**WHAT THE TASK ASKS**
Format every line of the data below as a Markdown table with two columns, No. and Line. Put the row number in the first column and the line in the second, and leave out any blank lines.

* START *

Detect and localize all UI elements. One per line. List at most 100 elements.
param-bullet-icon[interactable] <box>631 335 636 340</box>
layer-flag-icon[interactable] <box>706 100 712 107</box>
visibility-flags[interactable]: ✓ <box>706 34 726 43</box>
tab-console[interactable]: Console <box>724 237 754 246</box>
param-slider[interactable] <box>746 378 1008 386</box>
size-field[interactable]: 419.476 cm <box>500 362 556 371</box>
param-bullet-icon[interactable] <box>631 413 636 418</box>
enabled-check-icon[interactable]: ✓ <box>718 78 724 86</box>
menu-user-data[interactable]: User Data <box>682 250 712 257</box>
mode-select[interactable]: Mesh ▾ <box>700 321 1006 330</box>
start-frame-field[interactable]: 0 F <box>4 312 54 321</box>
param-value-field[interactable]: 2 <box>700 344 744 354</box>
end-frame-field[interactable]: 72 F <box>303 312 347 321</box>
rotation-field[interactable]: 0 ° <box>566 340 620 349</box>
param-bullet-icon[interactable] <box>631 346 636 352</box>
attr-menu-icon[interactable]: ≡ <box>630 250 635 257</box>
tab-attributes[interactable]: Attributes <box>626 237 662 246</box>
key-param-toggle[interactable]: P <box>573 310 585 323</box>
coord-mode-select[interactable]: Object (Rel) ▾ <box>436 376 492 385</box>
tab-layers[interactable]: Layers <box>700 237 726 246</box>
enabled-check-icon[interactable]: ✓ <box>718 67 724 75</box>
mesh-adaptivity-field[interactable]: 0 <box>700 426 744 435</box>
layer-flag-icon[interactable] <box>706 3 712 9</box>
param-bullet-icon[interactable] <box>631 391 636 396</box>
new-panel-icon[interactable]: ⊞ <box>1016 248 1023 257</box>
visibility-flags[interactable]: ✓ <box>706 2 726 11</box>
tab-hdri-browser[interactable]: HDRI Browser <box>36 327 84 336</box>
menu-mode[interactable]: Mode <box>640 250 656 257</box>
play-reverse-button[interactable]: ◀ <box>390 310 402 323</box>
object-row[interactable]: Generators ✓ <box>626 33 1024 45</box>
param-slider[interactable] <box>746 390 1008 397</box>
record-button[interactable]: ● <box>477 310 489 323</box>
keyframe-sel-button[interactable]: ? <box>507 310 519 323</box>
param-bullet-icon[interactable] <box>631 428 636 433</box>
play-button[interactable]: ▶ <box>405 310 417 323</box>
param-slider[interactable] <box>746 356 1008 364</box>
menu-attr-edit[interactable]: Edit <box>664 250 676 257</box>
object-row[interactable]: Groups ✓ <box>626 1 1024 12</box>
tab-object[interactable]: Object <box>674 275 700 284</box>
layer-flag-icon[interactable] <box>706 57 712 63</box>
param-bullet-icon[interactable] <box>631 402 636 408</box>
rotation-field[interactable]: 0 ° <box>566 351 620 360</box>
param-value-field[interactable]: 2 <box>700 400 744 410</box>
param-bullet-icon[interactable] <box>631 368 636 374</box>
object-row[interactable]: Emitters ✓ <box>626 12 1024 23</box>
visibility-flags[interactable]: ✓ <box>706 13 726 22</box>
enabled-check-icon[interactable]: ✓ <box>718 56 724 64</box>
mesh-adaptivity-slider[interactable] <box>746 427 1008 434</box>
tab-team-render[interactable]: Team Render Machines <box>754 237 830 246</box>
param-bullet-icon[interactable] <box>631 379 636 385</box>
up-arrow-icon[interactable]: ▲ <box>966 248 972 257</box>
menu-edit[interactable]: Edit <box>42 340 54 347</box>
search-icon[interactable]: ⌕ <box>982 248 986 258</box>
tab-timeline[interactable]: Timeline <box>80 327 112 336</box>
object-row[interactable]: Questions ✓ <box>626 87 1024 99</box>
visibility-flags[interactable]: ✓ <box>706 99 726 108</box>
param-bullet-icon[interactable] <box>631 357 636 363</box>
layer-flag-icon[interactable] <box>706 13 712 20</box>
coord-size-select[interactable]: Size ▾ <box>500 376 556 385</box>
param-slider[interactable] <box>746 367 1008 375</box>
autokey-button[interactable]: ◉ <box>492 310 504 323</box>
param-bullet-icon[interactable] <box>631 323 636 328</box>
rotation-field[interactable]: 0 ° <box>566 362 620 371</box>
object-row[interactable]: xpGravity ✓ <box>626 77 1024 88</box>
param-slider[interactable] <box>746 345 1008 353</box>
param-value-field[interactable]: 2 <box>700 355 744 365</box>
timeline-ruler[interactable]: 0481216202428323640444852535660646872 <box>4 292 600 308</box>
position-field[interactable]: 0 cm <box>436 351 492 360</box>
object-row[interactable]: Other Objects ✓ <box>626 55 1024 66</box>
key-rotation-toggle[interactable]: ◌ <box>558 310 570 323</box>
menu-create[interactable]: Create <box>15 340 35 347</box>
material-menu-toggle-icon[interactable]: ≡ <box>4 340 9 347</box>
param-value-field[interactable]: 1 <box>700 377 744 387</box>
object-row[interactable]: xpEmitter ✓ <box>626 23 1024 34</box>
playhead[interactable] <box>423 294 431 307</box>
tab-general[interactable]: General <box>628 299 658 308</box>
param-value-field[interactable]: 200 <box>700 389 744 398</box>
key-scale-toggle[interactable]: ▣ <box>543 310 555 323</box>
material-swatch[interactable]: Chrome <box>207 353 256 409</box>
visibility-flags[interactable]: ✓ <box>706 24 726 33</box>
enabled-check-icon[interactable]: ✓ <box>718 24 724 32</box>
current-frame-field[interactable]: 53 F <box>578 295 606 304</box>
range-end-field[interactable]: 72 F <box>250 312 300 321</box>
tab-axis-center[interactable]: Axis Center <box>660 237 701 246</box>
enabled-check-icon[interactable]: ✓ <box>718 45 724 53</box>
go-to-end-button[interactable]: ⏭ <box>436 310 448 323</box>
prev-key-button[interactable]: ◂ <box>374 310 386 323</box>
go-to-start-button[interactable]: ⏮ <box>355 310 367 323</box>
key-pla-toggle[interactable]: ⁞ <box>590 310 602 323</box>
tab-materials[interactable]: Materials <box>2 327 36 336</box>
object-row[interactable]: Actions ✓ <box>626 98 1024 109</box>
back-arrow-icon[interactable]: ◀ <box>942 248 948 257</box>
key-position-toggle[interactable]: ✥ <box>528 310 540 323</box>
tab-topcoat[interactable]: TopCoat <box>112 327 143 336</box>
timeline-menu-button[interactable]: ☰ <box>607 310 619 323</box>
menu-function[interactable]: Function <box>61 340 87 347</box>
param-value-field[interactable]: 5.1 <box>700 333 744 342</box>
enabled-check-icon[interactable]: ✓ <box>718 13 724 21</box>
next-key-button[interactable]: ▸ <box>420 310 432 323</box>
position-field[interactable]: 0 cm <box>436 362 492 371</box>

* END *

**COMPLETED TASK**
| No. | Line |
|---|---|
| 1 | Detect and localize all UI elements. One per line. List at most 100 elements. |
| 2 | param-bullet-icon[interactable] <box>631 335 636 340</box> |
| 3 | layer-flag-icon[interactable] <box>706 100 712 107</box> |
| 4 | visibility-flags[interactable]: ✓ <box>706 34 726 43</box> |
| 5 | tab-console[interactable]: Console <box>724 237 754 246</box> |
| 6 | param-slider[interactable] <box>746 378 1008 386</box> |
| 7 | size-field[interactable]: 419.476 cm <box>500 362 556 371</box> |
| 8 | param-bullet-icon[interactable] <box>631 413 636 418</box> |
| 9 | enabled-check-icon[interactable]: ✓ <box>718 78 724 86</box> |
| 10 | menu-user-data[interactable]: User Data <box>682 250 712 257</box> |
| 11 | mode-select[interactable]: Mesh ▾ <box>700 321 1006 330</box> |
| 12 | start-frame-field[interactable]: 0 F <box>4 312 54 321</box> |
| 13 | param-value-field[interactable]: 2 <box>700 344 744 354</box> |
| 14 | end-frame-field[interactable]: 72 F <box>303 312 347 321</box> |
| 15 | rotation-field[interactable]: 0 ° <box>566 340 620 349</box> |
| 16 | param-bullet-icon[interactable] <box>631 346 636 352</box> |
| 17 | attr-menu-icon[interactable]: ≡ <box>630 250 635 257</box> |
| 18 | tab-attributes[interactable]: Attributes <box>626 237 662 246</box> |
| 19 | key-param-toggle[interactable]: P <box>573 310 585 323</box> |
| 20 | coord-mode-select[interactable]: Object (Rel) ▾ <box>436 376 492 385</box> |
| 21 | tab-layers[interactable]: Layers <box>700 237 726 246</box> |
| 22 | enabled-check-icon[interactable]: ✓ <box>718 67 724 75</box> |
| 23 | mesh-adaptivity-field[interactable]: 0 <box>700 426 744 435</box> |
| 24 | layer-flag-icon[interactable] <box>706 3 712 9</box> |
| 25 | param-bullet-icon[interactable] <box>631 391 636 396</box> |
| 26 | new-panel-icon[interactable]: ⊞ <box>1016 248 1023 257</box> |
| 27 | visibility-flags[interactable]: ✓ <box>706 2 726 11</box> |
| 28 | tab-hdri-browser[interactable]: HDRI Browser <box>36 327 84 336</box> |
| 29 | menu-mode[interactable]: Mode <box>640 250 656 257</box> |
| 30 | play-reverse-button[interactable]: ◀ <box>390 310 402 323</box> |
| 31 | object-row[interactable]: Generators ✓ <box>626 33 1024 45</box> |
| 32 | param-slider[interactable] <box>746 390 1008 397</box> |
| 33 | record-button[interactable]: ● <box>477 310 489 323</box> |
| 34 | keyframe-sel-button[interactable]: ? <box>507 310 519 323</box> |
| 35 | param-bullet-icon[interactable] <box>631 428 636 433</box> |
| 36 | play-button[interactable]: ▶ <box>405 310 417 323</box> |
| 37 | param-slider[interactable] <box>746 356 1008 364</box> |
| 38 | menu-attr-edit[interactable]: Edit <box>664 250 676 257</box> |
| 39 | object-row[interactable]: Groups ✓ <box>626 1 1024 12</box> |
| 40 | tab-object[interactable]: Object <box>674 275 700 284</box> |
| 41 | layer-flag-icon[interactable] <box>706 57 712 63</box> |
| 42 | param-bullet-icon[interactable] <box>631 402 636 408</box> |
| 43 | rotation-field[interactable]: 0 ° <box>566 351 620 360</box> |
| 44 | param-value-field[interactable]: 2 <box>700 400 744 410</box> |
| 45 | param-bullet-icon[interactable] <box>631 368 636 374</box> |
| 46 | object-row[interactable]: Emitters ✓ <box>626 12 1024 23</box> |
| 47 | visibility-flags[interactable]: ✓ <box>706 13 726 22</box> |
| 48 | enabled-check-icon[interactable]: ✓ <box>718 56 724 64</box> |
| 49 | mesh-adaptivity-slider[interactable] <box>746 427 1008 434</box> |
| 50 | tab-team-render[interactable]: Team Render Machines <box>754 237 830 246</box> |
| 51 | param-bullet-icon[interactable] <box>631 379 636 385</box> |
| 52 | up-arrow-icon[interactable]: ▲ <box>966 248 972 257</box> |
| 53 | menu-edit[interactable]: Edit <box>42 340 54 347</box> |
| 54 | search-icon[interactable]: ⌕ <box>982 248 986 258</box> |
| 55 | tab-timeline[interactable]: Timeline <box>80 327 112 336</box> |
| 56 | object-row[interactable]: Questions ✓ <box>626 87 1024 99</box> |
| 57 | visibility-flags[interactable]: ✓ <box>706 99 726 108</box> |
| 58 | param-bullet-icon[interactable] <box>631 357 636 363</box> |
| 59 | layer-flag-icon[interactable] <box>706 13 712 20</box> |
| 60 | coord-size-select[interactable]: Size ▾ <box>500 376 556 385</box> |
| 61 | param-slider[interactable] <box>746 367 1008 375</box> |
| 62 | autokey-button[interactable]: ◉ <box>492 310 504 323</box> |
| 63 | param-bullet-icon[interactable] <box>631 323 636 328</box> |
| 64 | rotation-field[interactable]: 0 ° <box>566 362 620 371</box> |
| 65 | object-row[interactable]: xpGravity ✓ <box>626 77 1024 88</box> |
| 66 | param-slider[interactable] <box>746 345 1008 353</box> |
| 67 | param-value-field[interactable]: 2 <box>700 355 744 365</box> |
| 68 | timeline-ruler[interactable]: 0481216202428323640444852535660646872 <box>4 292 600 308</box> |
| 69 | position-field[interactable]: 0 cm <box>436 351 492 360</box> |
| 70 | object-row[interactable]: Other Objects ✓ <box>626 55 1024 66</box> |
| 71 | key-rotation-toggle[interactable]: ◌ <box>558 310 570 323</box> |
| 72 | menu-create[interactable]: Create <box>15 340 35 347</box> |
| 73 | material-menu-toggle-icon[interactable]: ≡ <box>4 340 9 347</box> |
| 74 | param-value-field[interactable]: 1 <box>700 377 744 387</box> |
| 75 | object-row[interactable]: xpEmitter ✓ <box>626 23 1024 34</box> |
| 76 | playhead[interactable] <box>423 294 431 307</box> |
| 77 | tab-general[interactable]: General <box>628 299 658 308</box> |
| 78 | param-value-field[interactable]: 200 <box>700 389 744 398</box> |
| 79 | key-scale-toggle[interactable]: ▣ <box>543 310 555 323</box> |
| 80 | material-swatch[interactable]: Chrome <box>207 353 256 409</box> |
| 81 | visibility-flags[interactable]: ✓ <box>706 24 726 33</box> |
| 82 | enabled-check-icon[interactable]: ✓ <box>718 24 724 32</box> |
| 83 | current-frame-field[interactable]: 53 F <box>578 295 606 304</box> |
| 84 | range-end-field[interactable]: 72 F <box>250 312 300 321</box> |
| 85 | tab-axis-center[interactable]: Axis Center <box>660 237 701 246</box> |
| 86 | enabled-check-icon[interactable]: ✓ <box>718 45 724 53</box> |
| 87 | go-to-end-button[interactable]: ⏭ <box>436 310 448 323</box> |
| 88 | prev-key-button[interactable]: ◂ <box>374 310 386 323</box> |
| 89 | go-to-start-button[interactable]: ⏮ <box>355 310 367 323</box> |
| 90 | key-pla-toggle[interactable]: ⁞ <box>590 310 602 323</box> |
| 91 | tab-materials[interactable]: Materials <box>2 327 36 336</box> |
| 92 | object-row[interactable]: Actions ✓ <box>626 98 1024 109</box> |
| 93 | back-arrow-icon[interactable]: ◀ <box>942 248 948 257</box> |
| 94 | key-position-toggle[interactable]: ✥ <box>528 310 540 323</box> |
| 95 | tab-topcoat[interactable]: TopCoat <box>112 327 143 336</box> |
| 96 | timeline-menu-button[interactable]: ☰ <box>607 310 619 323</box> |
| 97 | menu-function[interactable]: Function <box>61 340 87 347</box> |
| 98 | param-value-field[interactable]: 5.1 <box>700 333 744 342</box> |
| 99 | enabled-check-icon[interactable]: ✓ <box>718 13 724 21</box> |
| 100 | next-key-button[interactable]: ▸ <box>420 310 432 323</box> |
| 101 | position-field[interactable]: 0 cm <box>436 362 492 371</box> |